Write out the data below in full. Keep it exact.

Records for the task:
________________________

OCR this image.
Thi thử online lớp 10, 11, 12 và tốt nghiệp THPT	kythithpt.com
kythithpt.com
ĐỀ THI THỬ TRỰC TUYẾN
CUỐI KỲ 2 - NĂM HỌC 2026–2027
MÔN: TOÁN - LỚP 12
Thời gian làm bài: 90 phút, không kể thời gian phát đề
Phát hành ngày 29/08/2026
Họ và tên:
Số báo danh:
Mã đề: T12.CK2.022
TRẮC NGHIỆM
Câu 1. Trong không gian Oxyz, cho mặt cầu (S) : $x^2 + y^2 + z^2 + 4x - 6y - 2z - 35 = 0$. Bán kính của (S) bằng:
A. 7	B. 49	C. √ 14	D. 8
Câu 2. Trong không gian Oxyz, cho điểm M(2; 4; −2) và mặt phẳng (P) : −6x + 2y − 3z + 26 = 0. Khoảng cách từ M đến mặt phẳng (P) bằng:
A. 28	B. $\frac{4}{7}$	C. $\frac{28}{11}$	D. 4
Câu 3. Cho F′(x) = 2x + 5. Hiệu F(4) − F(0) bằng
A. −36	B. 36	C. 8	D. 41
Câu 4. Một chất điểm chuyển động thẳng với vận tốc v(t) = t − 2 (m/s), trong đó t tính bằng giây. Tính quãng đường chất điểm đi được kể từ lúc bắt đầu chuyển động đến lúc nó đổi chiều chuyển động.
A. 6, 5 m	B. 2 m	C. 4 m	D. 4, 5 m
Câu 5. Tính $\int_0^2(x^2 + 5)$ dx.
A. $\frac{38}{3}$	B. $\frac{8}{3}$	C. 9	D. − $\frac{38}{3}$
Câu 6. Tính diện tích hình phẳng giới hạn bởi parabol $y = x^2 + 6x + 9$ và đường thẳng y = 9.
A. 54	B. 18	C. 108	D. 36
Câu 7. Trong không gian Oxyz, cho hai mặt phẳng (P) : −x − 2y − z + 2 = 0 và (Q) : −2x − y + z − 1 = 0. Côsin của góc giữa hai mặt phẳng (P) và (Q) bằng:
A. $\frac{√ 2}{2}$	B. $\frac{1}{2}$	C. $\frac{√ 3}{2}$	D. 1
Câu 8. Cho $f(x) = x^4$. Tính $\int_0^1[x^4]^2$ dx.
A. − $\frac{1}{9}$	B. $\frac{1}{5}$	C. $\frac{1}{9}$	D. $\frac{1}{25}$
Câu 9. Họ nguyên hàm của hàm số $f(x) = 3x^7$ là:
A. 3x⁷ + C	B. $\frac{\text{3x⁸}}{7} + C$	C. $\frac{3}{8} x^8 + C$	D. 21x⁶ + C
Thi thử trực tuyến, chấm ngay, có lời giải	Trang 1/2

________________________

Response to this exercise:
OCR this image.
Thi thử online lớp 10, 11, 12 và tốt nghiệp THPT	kythithpt.com
kythithpt.com
ĐỀ THI THỬ TRỰC TUYẾN
CUỐI KỲ 2 - NĂM HỌC 2026–2027
MÔN: TOÁN - LỚP 12
Thời gian làm bài: 90 phút, không kể thời gian phát đề
Phát hành ngày 29/08/2026
Họ và tên:
Số báo danh:
Mã đề: T12.CK2.022
TRẮC NGHIỆM
Câu 1. Trong không gian Oxyz, cho mặt cầu (S) : $x^2 + y^2 + z^2 + 4x - 6y - 2z - 35 = 0$. Bán kính của (S) bằng:
A. 7	B. 49	C. √ 14	D. 8
Câu 2. Trong không gian Oxyz, cho điểm M(2; 4; −2) và mặt phẳng (P) : −6x + 2y − 3z + 26 = 0. Khoảng cách từ M đến mặt phẳng (P) bằng:
A. 28	B. $\frac{4}{7}$	C. $\frac{28}{11}$	D. 4
Câu 3. Cho F′(x) = 2x + 5. Hiệu F(4) − F(0) bằng
A. −36	B. 36	C. 8	D. 41
Câu 4. Một chất điểm chuyển động thẳng với vận tốc v(t) = t − 2 (m/s), trong đó t tính bằng giây. Tính quãng đường chất điểm đi được kể từ lúc bắt đầu chuyển động đến lúc nó đổi chiều chuyển động.
A. 6, 5 m	B. 2 m	C. 4 m	D. 4, 5 m
Câu 5. Tính $\int_0^2(x^2 + 5)$ dx.
A. $\frac{38}{3}$	B. $\frac{8}{3}$	C. 9	D. − $\frac{38}{3}$
Câu 6. Tính diện tích hình phẳng giới hạn bởi parabol $y = x^2 + 6x + 9$ và đường thẳng y = 9.
A. 54	B. 18	C. 108	D. 36
Câu 7. Trong không gian Oxyz, cho hai mặt phẳng (P) : −x − 2y − z + 2 = 0 và (Q) : −2x − y + z − 1 = 0. Côsin của góc giữa hai mặt phẳng (P) và (Q) bằng:
A. $\frac{√ 2}{2}$	B. $\frac{1}{2}$	C. $\frac{√ 3}{2}$	D. 1
Câu 8. Cho $f(x) = x^4$. Tính $\int_0^1[x^4]^2$ dx.
A. − $\frac{1}{9}$	B. $\frac{1}{5}$	C. $\frac{1}{9}$	D. $\frac{1}{25}$
Câu 9. Họ nguyên hàm của hàm số $f(x) = 3x^7$ là:
A. 3x⁷ + C	B. $\frac{\text{3x⁸}}{7} + C$	C. $\frac{3}{8} x^8 + C$	D. 21x⁶ + C
Thi thử trực tuyến, chấm ngay, có lời giải	Trang 1/2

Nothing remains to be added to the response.